Where does the string "ffffff" appear in the records? Copy every line that contains it.

Dataset rows about figures:

= = = = = = =

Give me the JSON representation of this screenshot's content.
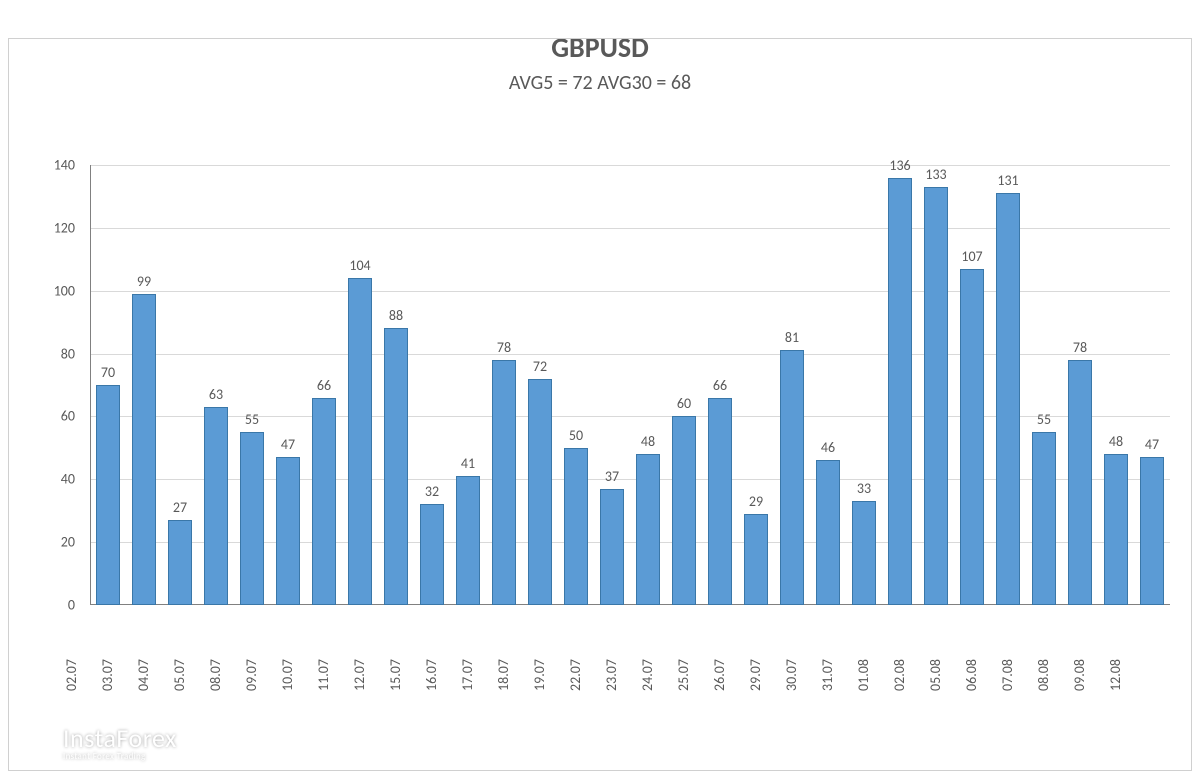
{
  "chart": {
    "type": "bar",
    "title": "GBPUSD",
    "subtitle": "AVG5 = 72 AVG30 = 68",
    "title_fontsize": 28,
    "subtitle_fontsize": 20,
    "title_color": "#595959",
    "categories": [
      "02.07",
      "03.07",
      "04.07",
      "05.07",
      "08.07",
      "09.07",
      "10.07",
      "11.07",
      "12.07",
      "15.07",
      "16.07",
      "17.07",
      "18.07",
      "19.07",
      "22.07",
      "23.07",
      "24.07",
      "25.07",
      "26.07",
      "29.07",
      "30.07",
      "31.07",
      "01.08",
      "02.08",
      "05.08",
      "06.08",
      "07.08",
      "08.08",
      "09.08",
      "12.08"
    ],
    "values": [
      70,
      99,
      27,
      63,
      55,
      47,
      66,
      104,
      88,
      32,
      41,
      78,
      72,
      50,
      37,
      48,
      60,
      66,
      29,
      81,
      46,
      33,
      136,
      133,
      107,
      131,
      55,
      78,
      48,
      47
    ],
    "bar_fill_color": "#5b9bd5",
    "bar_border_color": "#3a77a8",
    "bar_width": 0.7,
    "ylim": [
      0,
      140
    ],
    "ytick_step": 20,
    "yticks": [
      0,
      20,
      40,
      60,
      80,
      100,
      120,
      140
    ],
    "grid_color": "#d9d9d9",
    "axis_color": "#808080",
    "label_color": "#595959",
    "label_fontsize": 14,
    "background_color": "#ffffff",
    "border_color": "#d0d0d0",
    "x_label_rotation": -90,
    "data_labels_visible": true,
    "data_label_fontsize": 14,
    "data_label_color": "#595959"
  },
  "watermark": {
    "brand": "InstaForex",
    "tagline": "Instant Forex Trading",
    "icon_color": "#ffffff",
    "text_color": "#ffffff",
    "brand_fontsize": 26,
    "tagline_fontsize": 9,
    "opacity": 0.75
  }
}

= = = = = = =

_Solution:_
    "background_color": "#ffffff",
    "icon_color": "#ffffff",
    "text_color": "#ffffff",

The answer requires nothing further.